**Stated task:** Repeat every line of the data exactly, but not the pictures.

**Entries with figure data:**
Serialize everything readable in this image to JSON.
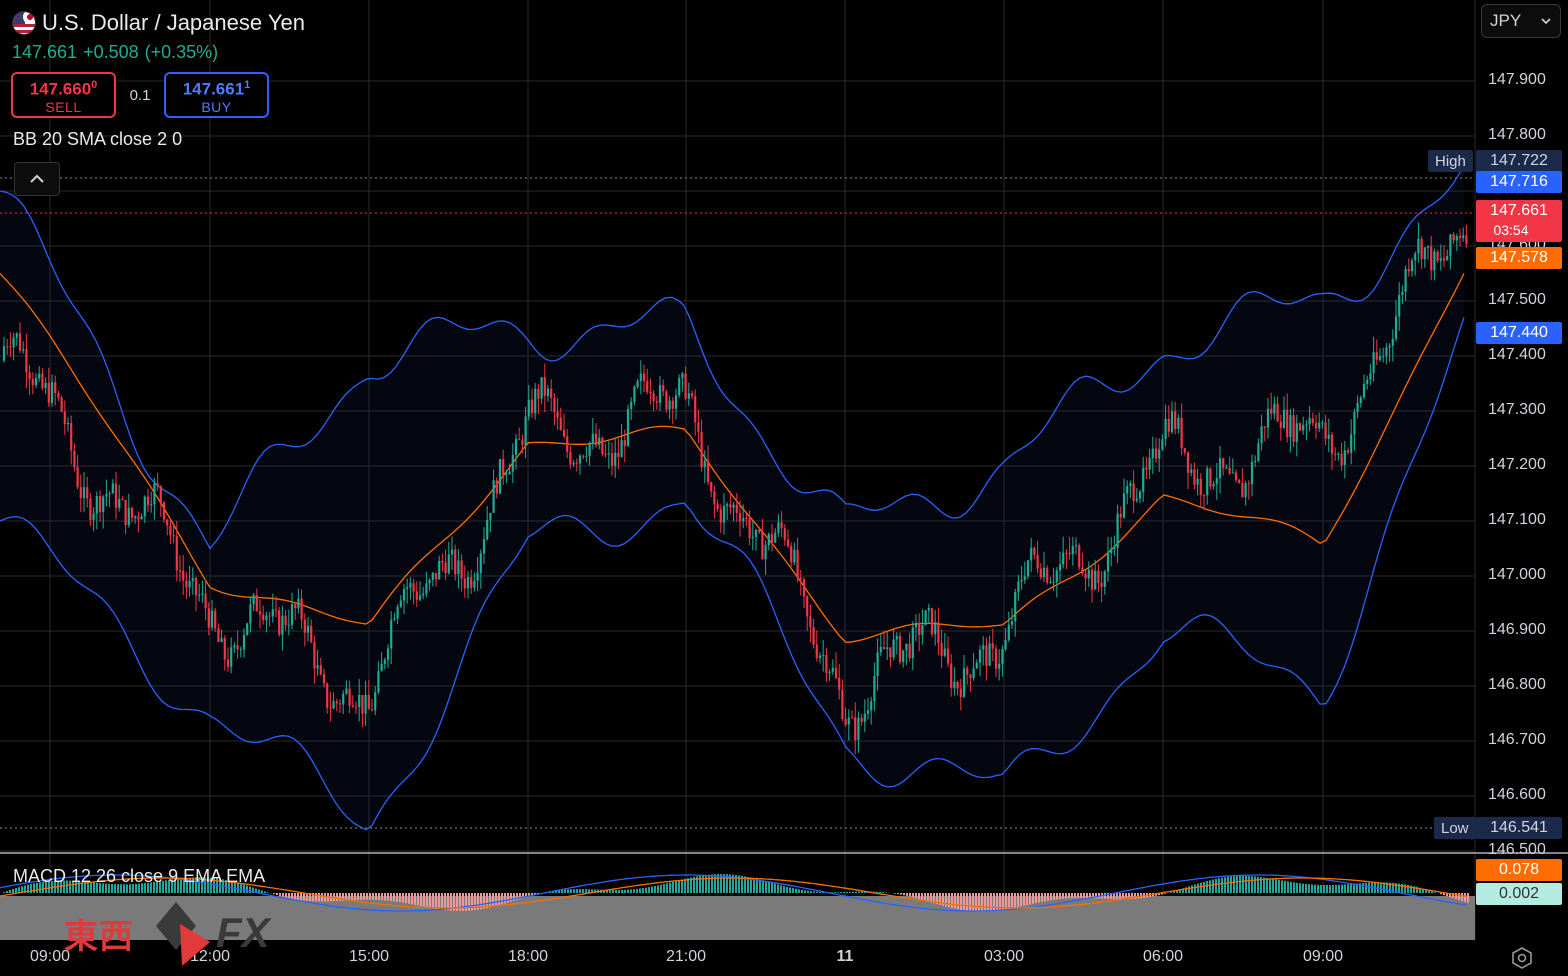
{
  "header": {
    "title": "U.S. Dollar / Japanese Yen",
    "last_price": "147.661",
    "change": "+0.508",
    "change_pct": "(+0.35%)"
  },
  "trade": {
    "sell_price_main": "147.660",
    "sell_price_sup": "0",
    "sell_label": "SELL",
    "quantity": "0.1",
    "buy_price_main": "147.661",
    "buy_price_sup": "1",
    "buy_label": "BUY"
  },
  "indicators": {
    "bb_legend": "BB 20 SMA close 2 0",
    "macd_legend": "MACD 12 26 close 9 EMA EMA"
  },
  "currency_selector": {
    "value": "JPY"
  },
  "price_axis": {
    "ticks": [
      "147.900",
      "147.800",
      "147.600",
      "147.500",
      "147.400",
      "147.300",
      "147.200",
      "147.100",
      "147.000",
      "146.900",
      "146.800",
      "146.700",
      "146.600",
      "146.500"
    ]
  },
  "price_badges": {
    "high_tag": "High",
    "high_value": "147.722",
    "bb_upper": "147.716",
    "current": "147.661",
    "countdown": "03:54",
    "bb_basis": "147.578",
    "bb_lower": "147.440",
    "low_tag": "Low",
    "low_value": "146.541"
  },
  "macd_badges": {
    "macd": "0.078",
    "signal": "0.002"
  },
  "time_axis": {
    "labels": [
      "09:00",
      "12:00",
      "15:00",
      "18:00",
      "21:00",
      "11",
      "03:00",
      "06:00",
      "09:00"
    ]
  },
  "watermark": {
    "cjk": "東西",
    "fx": "FX"
  },
  "colors": {
    "bull": "#22ab94",
    "bear": "#f23645",
    "bb_band": "#2962ff",
    "basis": "#ff6d00",
    "macd": "#2962ff",
    "signal": "#ff6d00"
  },
  "chart_data": {
    "type": "candlestick",
    "symbol": "USD/JPY",
    "ylim": [
      146.5,
      147.95
    ],
    "series": [
      {
        "name": "BB upper",
        "x": [
          "09:00",
          "12:00",
          "15:00",
          "18:00",
          "21:00",
          "00:00",
          "03:00",
          "06:00",
          "09:00",
          "10:30"
        ],
        "values": [
          147.7,
          147.05,
          147.4,
          147.45,
          147.45,
          147.08,
          147.2,
          147.42,
          147.5,
          147.72
        ]
      },
      {
        "name": "BB basis",
        "x": [
          "09:00",
          "12:00",
          "15:00",
          "18:00",
          "21:00",
          "00:00",
          "03:00",
          "06:00",
          "09:00",
          "10:30"
        ],
        "values": [
          147.55,
          147.0,
          146.9,
          147.25,
          147.25,
          146.9,
          146.9,
          147.15,
          147.05,
          147.58
        ]
      },
      {
        "name": "BB lower",
        "x": [
          "09:00",
          "12:00",
          "15:00",
          "18:00",
          "21:00",
          "00:00",
          "03:00",
          "06:00",
          "09:00",
          "10:30"
        ],
        "values": [
          147.1,
          146.75,
          146.55,
          147.05,
          147.15,
          146.7,
          146.6,
          146.9,
          146.8,
          147.44
        ]
      },
      {
        "name": "Close",
        "x": [
          "09:00",
          "12:00",
          "15:00",
          "18:00",
          "21:00",
          "00:00",
          "03:00",
          "06:00",
          "09:00",
          "10:30"
        ],
        "values": [
          147.4,
          146.95,
          146.8,
          147.25,
          147.3,
          146.8,
          146.9,
          147.2,
          147.25,
          147.66
        ]
      }
    ]
  }
}
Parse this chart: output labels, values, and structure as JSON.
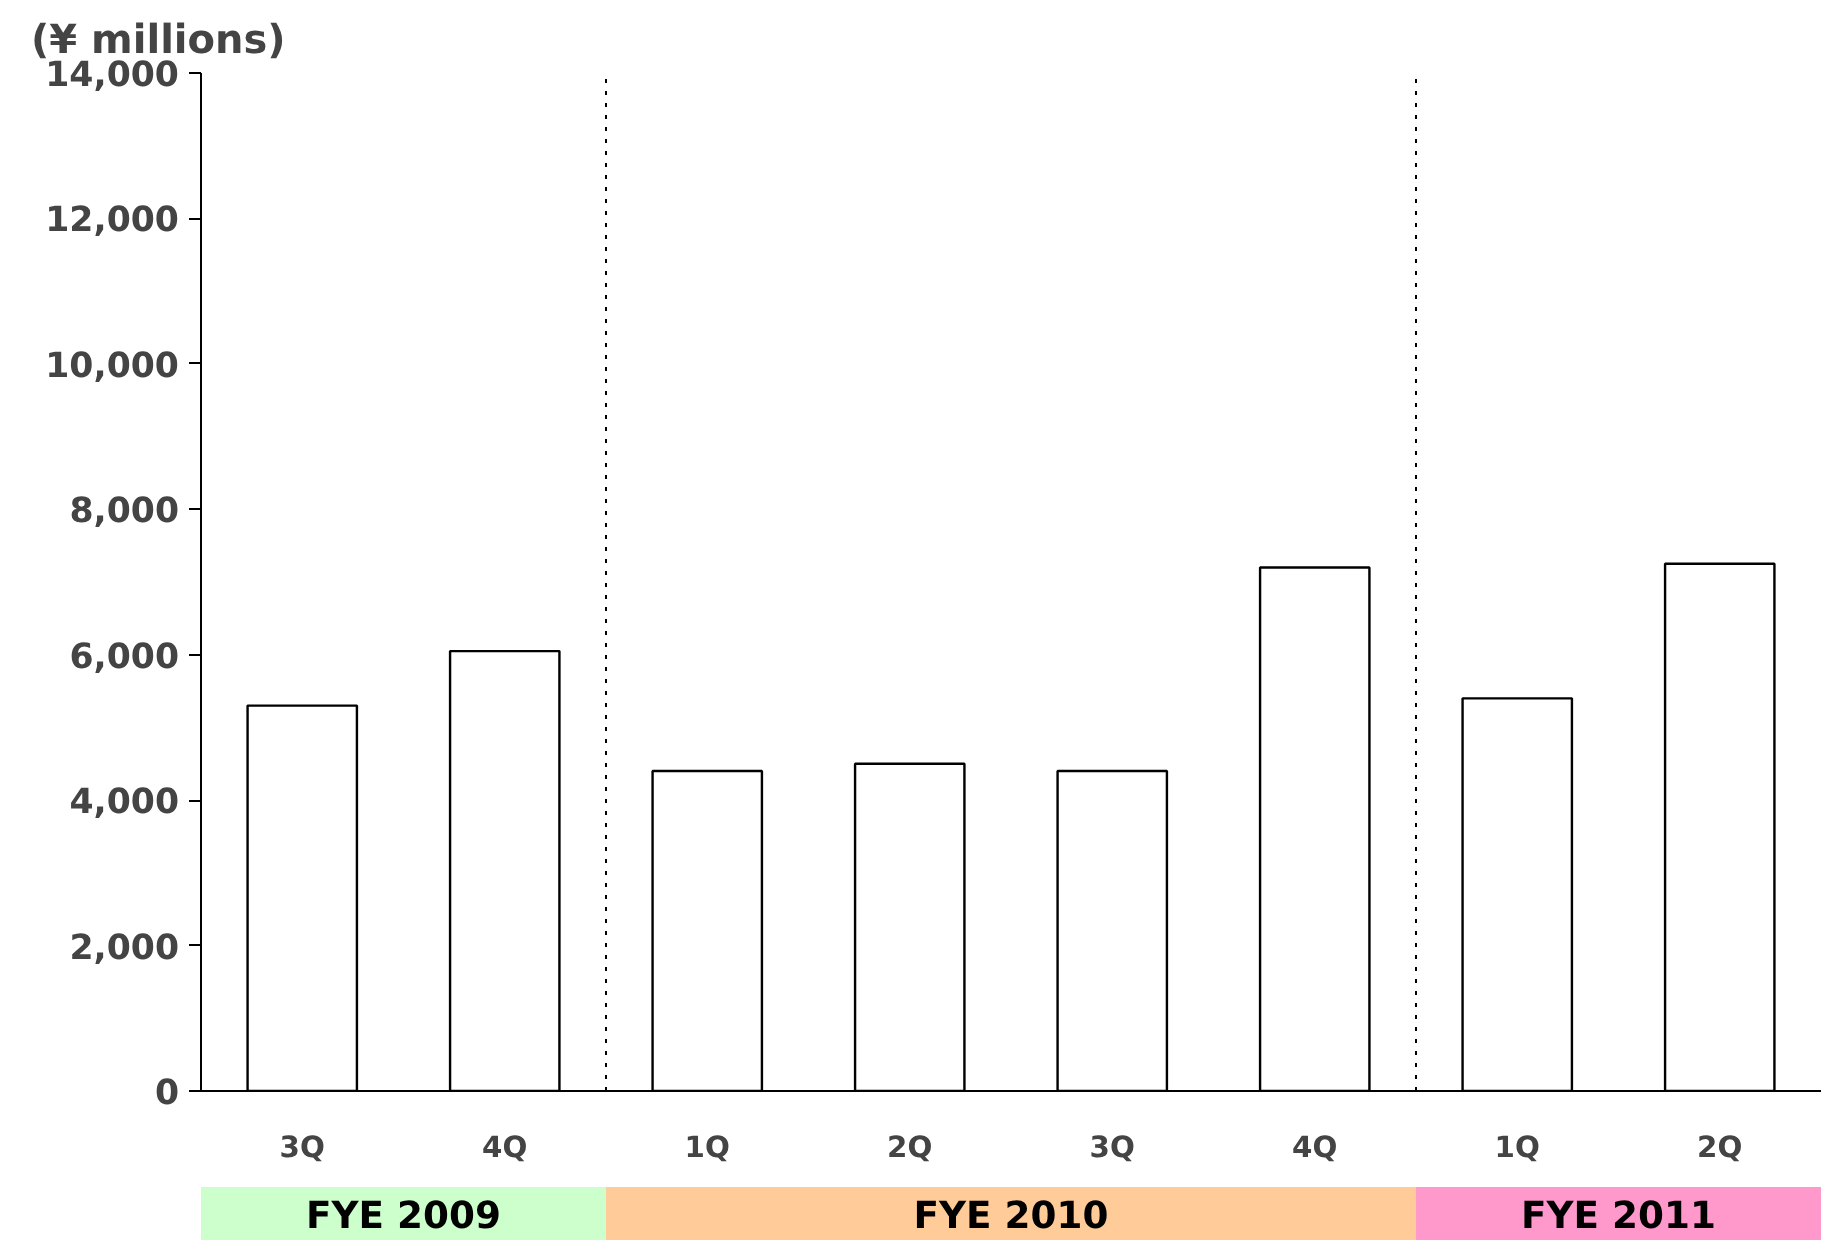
{
  "chart_data": {
    "type": "bar",
    "ylabel": "(¥ millions)",
    "categories": [
      "3Q",
      "4Q",
      "1Q",
      "2Q",
      "3Q",
      "4Q",
      "1Q",
      "2Q"
    ],
    "values": [
      5300,
      6050,
      4400,
      4500,
      4400,
      7200,
      5400,
      7250
    ],
    "color": "#ffffff",
    "ylim": [
      0,
      14000
    ],
    "yticks": [
      0,
      {
        "value": 2000,
        "label": "2,000"
      },
      {
        "value": 4000,
        "label": "4,000"
      },
      {
        "value": 6000,
        "label": "6,000"
      },
      {
        "value": 8000,
        "label": "8,000"
      },
      {
        "value": 10000,
        "label": "10,000"
      },
      {
        "value": 12000,
        "label": "12,000"
      },
      {
        "value": 14000,
        "label": "14,000"
      }
    ],
    "grid": false,
    "annotations": [
      "FYE 2009",
      "FYE 2010",
      "FYE 2011"
    ]
  }
}
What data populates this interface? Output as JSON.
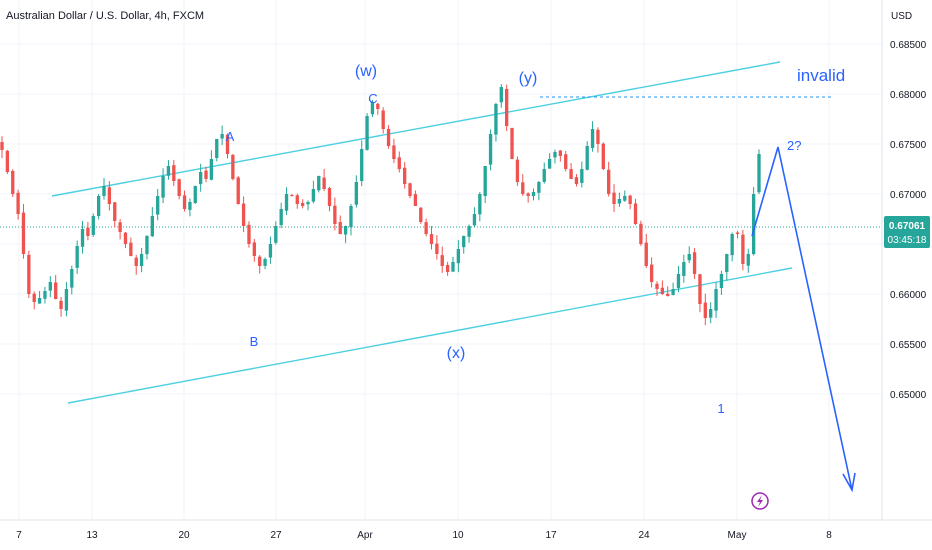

**Finished task:**
Serialize everything readable in this image to JSON.
{
  "header": {
    "title": "U.S. Dollar / Japanese Yen",
    "last_price": "147.661",
    "change": "+0.508",
    "change_pct": "(+0.35%)"
  },
  "trade": {
    "sell_price_main": "147.660",
    "sell_price_sup": "0",
    "sell_label": "SELL",
    "quantity": "0.1",
    "buy_price_main": "147.661",
    "buy_price_sup": "1",
    "buy_label": "BUY"
  },
  "indicators": {
    "bb_legend": "BB 20 SMA close 2 0",
    "macd_legend": "MACD 12 26 close 9 EMA EMA"
  },
  "currency_selector": {
    "value": "JPY"
  },
  "price_axis": {
    "ticks": [
      "147.900",
      "147.800",
      "147.600",
      "147.500",
      "147.400",
      "147.300",
      "147.200",
      "147.100",
      "147.000",
      "146.900",
      "146.800",
      "146.700",
      "146.600",
      "146.500"
    ]
  },
  "price_badges": {
    "high_tag": "High",
    "high_value": "147.722",
    "bb_upper": "147.716",
    "current": "147.661",
    "countdown": "03:54",
    "bb_basis": "147.578",
    "bb_lower": "147.440",
    "low_tag": "Low",
    "low_value": "146.541"
  },
  "macd_badges": {
    "macd": "0.078",
    "signal": "0.002"
  },
  "time_axis": {
    "labels": [
      "09:00",
      "12:00",
      "15:00",
      "18:00",
      "21:00",
      "11",
      "03:00",
      "06:00",
      "09:00"
    ]
  },
  "watermark": {
    "cjk": "東西",
    "fx": "FX"
  },
  "colors": {
    "bull": "#22ab94",
    "bear": "#f23645",
    "bb_band": "#2962ff",
    "basis": "#ff6d00",
    "macd": "#2962ff",
    "signal": "#ff6d00"
  },
  "chart_data": {
    "type": "candlestick",
    "symbol": "USD/JPY",
    "ylim": [
      146.5,
      147.95
    ],
    "series": [
      {
        "name": "BB upper",
        "x": [
          "09:00",
          "12:00",
          "15:00",
          "18:00",
          "21:00",
          "00:00",
          "03:00",
          "06:00",
          "09:00",
          "10:30"
        ],
        "values": [
          147.7,
          147.05,
          147.4,
          147.45,
          147.45,
          147.08,
          147.2,
          147.42,
          147.5,
          147.72
        ]
      },
      {
        "name": "BB basis",
        "x": [
          "09:00",
          "12:00",
          "15:00",
          "18:00",
          "21:00",
          "00:00",
          "03:00",
          "06:00",
          "09:00",
          "10:30"
        ],
        "values": [
          147.55,
          147.0,
          146.9,
          147.25,
          147.25,
          146.9,
          146.9,
          147.15,
          147.05,
          147.58
        ]
      },
      {
        "name": "BB lower",
        "x": [
          "09:00",
          "12:00",
          "15:00",
          "18:00",
          "21:00",
          "00:00",
          "03:00",
          "06:00",
          "09:00",
          "10:30"
        ],
        "values": [
          147.1,
          146.75,
          146.55,
          147.05,
          147.15,
          146.7,
          146.6,
          146.9,
          146.8,
          147.44
        ]
      },
      {
        "name": "Close",
        "x": [
          "09:00",
          "12:00",
          "15:00",
          "18:00",
          "21:00",
          "00:00",
          "03:00",
          "06:00",
          "09:00",
          "10:30"
        ],
        "values": [
          147.4,
          146.95,
          146.8,
          147.25,
          147.3,
          146.8,
          146.9,
          147.2,
          147.25,
          147.66
        ]
      }
    ]
  }
}
Parse this chart: output labels, values, and structure as JSON.
{
  "chart_data": {
    "type": "bar",
    "ylabel": "(¥ millions)",
    "categories": [
      "3Q",
      "4Q",
      "1Q",
      "2Q",
      "3Q",
      "4Q",
      "1Q",
      "2Q"
    ],
    "values": [
      5300,
      6050,
      4400,
      4500,
      4400,
      7200,
      5400,
      7250
    ],
    "color": "#ffffff",
    "ylim": [
      0,
      14000
    ],
    "yticks": [
      0,
      {
        "value": 2000,
        "label": "2,000"
      },
      {
        "value": 4000,
        "label": "4,000"
      },
      {
        "value": 6000,
        "label": "6,000"
      },
      {
        "value": 8000,
        "label": "8,000"
      },
      {
        "value": 10000,
        "label": "10,000"
      },
      {
        "value": 12000,
        "label": "12,000"
      },
      {
        "value": 14000,
        "label": "14,000"
      }
    ],
    "grid": false,
    "annotations": [
      "FYE 2009",
      "FYE 2010",
      "FYE 2011"
    ]
  }
}
What data populates this interface? Output as JSON.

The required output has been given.